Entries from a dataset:
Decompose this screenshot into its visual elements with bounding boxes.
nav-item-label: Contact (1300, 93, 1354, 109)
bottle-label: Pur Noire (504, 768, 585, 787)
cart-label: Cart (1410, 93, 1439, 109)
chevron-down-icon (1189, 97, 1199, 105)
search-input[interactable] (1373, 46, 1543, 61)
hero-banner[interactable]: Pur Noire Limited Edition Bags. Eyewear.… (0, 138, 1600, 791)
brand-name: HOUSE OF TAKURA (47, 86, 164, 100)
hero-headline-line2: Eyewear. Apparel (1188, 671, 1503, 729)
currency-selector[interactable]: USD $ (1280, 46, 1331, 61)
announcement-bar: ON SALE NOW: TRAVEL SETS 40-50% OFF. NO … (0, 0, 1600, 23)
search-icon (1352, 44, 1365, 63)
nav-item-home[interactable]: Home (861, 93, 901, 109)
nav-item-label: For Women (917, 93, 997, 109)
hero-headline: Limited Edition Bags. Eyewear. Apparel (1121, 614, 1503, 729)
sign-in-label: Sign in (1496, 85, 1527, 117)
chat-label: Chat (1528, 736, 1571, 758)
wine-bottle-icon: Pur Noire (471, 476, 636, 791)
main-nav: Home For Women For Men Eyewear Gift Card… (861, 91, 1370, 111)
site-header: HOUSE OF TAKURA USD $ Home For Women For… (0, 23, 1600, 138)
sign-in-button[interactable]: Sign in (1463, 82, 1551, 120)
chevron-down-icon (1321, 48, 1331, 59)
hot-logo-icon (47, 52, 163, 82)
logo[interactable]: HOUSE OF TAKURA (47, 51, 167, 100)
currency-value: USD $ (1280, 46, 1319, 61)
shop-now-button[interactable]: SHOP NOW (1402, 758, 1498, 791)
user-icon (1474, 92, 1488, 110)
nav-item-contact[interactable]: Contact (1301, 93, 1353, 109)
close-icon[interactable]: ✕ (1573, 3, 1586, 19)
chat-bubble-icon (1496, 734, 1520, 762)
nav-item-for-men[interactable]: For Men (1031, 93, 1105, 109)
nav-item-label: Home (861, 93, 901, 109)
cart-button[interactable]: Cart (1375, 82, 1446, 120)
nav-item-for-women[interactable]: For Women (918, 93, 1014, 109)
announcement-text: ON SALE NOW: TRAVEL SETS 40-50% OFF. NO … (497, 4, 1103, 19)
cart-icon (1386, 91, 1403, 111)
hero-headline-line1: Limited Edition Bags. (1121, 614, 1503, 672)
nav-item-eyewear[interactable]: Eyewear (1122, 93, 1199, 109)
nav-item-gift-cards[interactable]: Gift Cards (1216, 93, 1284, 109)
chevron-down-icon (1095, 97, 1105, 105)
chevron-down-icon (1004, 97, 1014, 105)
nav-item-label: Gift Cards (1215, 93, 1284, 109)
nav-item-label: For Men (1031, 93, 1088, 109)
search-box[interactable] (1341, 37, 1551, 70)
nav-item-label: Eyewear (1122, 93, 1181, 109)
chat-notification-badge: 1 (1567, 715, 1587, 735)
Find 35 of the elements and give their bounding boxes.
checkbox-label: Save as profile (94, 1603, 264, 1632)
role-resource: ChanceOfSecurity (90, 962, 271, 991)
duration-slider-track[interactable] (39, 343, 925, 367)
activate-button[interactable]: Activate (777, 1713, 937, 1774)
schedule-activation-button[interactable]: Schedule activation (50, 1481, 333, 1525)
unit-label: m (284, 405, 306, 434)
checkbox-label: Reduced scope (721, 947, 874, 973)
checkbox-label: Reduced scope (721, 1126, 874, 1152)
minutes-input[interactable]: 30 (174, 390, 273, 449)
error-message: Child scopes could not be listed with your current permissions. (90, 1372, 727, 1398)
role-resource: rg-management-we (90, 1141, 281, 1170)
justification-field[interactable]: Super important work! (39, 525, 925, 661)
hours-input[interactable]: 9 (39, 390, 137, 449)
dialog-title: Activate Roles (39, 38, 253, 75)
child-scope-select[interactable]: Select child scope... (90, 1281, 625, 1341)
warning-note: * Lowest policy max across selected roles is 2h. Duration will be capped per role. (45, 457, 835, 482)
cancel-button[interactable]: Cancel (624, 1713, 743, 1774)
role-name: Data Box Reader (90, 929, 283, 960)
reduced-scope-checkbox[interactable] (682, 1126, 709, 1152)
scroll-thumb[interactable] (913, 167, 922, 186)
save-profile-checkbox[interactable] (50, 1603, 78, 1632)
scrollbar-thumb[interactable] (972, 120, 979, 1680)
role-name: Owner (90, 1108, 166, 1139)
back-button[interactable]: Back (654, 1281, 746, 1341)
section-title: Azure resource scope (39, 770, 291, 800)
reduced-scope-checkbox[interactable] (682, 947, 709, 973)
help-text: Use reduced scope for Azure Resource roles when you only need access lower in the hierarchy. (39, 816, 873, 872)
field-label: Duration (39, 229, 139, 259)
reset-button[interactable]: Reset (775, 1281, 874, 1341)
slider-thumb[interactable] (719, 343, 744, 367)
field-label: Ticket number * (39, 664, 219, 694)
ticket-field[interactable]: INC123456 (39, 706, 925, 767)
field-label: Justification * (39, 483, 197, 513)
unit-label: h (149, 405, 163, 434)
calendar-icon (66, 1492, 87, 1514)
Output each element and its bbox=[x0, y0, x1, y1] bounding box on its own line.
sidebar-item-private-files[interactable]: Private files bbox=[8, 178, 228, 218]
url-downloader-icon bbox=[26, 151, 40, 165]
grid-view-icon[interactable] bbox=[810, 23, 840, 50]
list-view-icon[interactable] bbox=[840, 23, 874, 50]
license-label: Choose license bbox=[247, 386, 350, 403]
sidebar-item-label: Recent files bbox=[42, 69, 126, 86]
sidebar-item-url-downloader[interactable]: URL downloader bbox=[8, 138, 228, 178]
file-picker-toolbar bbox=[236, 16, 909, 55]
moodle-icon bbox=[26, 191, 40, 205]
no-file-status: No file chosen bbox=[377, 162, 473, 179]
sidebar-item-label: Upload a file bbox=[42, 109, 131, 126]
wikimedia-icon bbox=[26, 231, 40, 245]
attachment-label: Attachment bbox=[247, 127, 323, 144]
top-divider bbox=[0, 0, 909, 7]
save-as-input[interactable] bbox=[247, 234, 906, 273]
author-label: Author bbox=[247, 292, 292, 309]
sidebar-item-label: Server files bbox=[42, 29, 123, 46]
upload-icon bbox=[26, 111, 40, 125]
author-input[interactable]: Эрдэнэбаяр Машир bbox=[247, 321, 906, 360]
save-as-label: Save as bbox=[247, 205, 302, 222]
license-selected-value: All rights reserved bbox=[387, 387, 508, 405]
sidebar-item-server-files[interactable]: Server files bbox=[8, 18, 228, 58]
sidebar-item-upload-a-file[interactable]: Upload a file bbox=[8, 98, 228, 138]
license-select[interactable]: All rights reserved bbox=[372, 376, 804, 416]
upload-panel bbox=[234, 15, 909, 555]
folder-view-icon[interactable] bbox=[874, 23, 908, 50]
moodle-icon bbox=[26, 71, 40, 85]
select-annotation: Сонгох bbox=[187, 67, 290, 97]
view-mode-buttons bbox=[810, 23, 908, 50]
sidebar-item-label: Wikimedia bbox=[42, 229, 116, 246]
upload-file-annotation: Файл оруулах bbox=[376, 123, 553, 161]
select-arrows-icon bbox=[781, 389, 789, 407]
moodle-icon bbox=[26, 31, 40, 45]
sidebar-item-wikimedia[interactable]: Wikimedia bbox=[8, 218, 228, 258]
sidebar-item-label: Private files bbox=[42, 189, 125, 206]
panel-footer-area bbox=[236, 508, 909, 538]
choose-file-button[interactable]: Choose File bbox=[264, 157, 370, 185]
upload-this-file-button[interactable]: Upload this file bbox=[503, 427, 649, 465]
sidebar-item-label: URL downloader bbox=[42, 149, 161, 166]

_Set task_
Retype the items verbatim, from the first line down through the line containing "chevron-down-icon (1189, 97, 1199, 105)", including both ends.

_Exercise output_
Decompose this screenshot into its visual elements with bounding boxes.
nav-item-label: Contact (1300, 93, 1354, 109)
bottle-label: Pur Noire (504, 768, 585, 787)
cart-label: Cart (1410, 93, 1439, 109)
chevron-down-icon (1189, 97, 1199, 105)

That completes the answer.